SET TASK: The records below must be written out exactly, with every picture left behind.

Stored entries:
☆ ☆ ☆ ☆ ☆

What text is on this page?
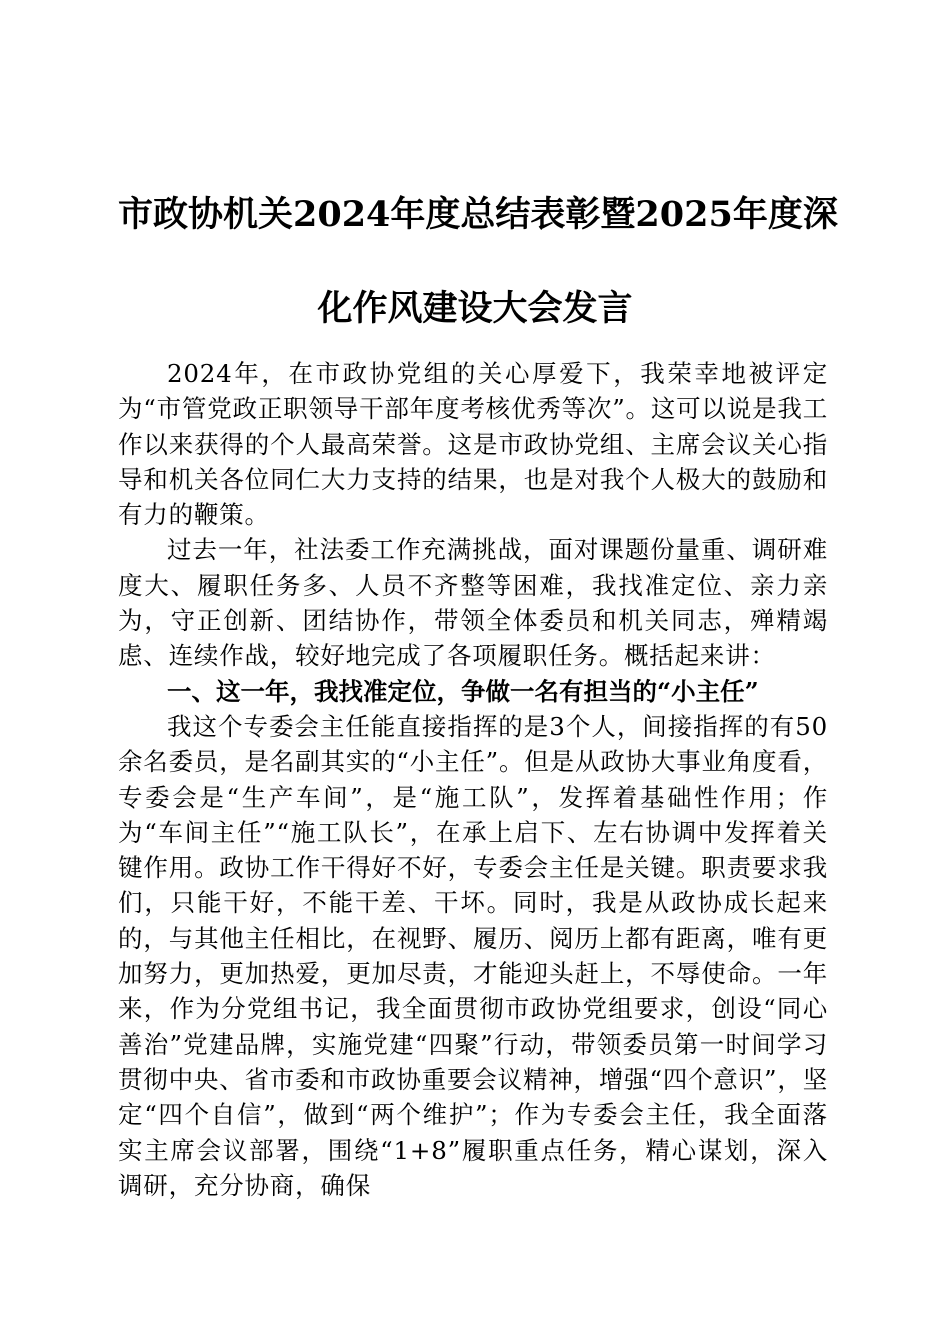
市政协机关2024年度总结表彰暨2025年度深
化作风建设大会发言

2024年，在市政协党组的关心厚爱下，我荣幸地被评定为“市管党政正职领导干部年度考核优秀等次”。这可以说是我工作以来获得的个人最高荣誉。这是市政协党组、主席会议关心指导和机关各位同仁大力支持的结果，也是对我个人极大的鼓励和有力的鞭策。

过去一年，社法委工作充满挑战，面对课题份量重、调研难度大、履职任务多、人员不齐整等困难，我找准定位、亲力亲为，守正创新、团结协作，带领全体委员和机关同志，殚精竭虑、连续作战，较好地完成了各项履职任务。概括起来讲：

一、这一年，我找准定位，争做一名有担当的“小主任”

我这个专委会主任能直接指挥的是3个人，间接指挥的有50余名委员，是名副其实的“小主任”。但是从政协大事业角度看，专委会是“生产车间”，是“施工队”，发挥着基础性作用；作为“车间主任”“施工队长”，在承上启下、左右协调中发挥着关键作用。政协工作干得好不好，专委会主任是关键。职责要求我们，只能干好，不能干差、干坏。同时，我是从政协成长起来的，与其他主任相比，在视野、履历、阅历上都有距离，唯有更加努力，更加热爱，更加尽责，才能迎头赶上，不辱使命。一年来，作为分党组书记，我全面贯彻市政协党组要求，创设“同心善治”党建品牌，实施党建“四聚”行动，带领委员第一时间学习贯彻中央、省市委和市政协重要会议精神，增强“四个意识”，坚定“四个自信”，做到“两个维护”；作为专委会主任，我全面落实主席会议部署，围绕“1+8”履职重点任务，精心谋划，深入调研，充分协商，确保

☆ ☆ ☆ ☆ ☆

RESULT FOR THIS TASK:
What text is on this page?
市政协机关2024年度总结表彰暨2025年度深
化作风建设大会发言

2024年，在市政协党组的关心厚爱下，我荣幸地被评定为“市管党政正职领导干部年度考核优秀等次”。这可以说是我工作以来获得的个人最高荣誉。这是市政协党组、主席会议关心指导和机关各位同仁大力支持的结果，也是对我个人极大的鼓励和有力的鞭策。

过去一年，社法委工作充满挑战，面对课题份量重、调研难度大、履职任务多、人员不齐整等困难，我找准定位、亲力亲为，守正创新、团结协作，带领全体委员和机关同志，殚精竭虑、连续作战，较好地完成了各项履职任务。概括起来讲：

一、这一年，我找准定位，争做一名有担当的“小主任”

我这个专委会主任能直接指挥的是3个人，间接指挥的有50余名委员，是名副其实的“小主任”。但是从政协大事业角度看，专委会是“生产车间”，是“施工队”，发挥着基础性作用；作为“车间主任”“施工队长”，在承上启下、左右协调中发挥着关键作用。政协工作干得好不好，专委会主任是关键。职责要求我们，只能干好，不能干差、干坏。同时，我是从政协成长起来的，与其他主任相比，在视野、履历、阅历上都有距离，唯有更加努力，更加热爱，更加尽责，才能迎头赶上，不辱使命。一年来，作为分党组书记，我全面贯彻市政协党组要求，创设“同心善治”党建品牌，实施党建“四聚”行动，带领委员第一时间学习贯彻中央、省市委和市政协重要会议精神，增强“四个意识”，坚定“四个自信”，做到“两个维护”；作为专委会主任，我全面落实主席会议部署，围绕“1+8”履职重点任务，精心谋划，深入调研，充分协商，确保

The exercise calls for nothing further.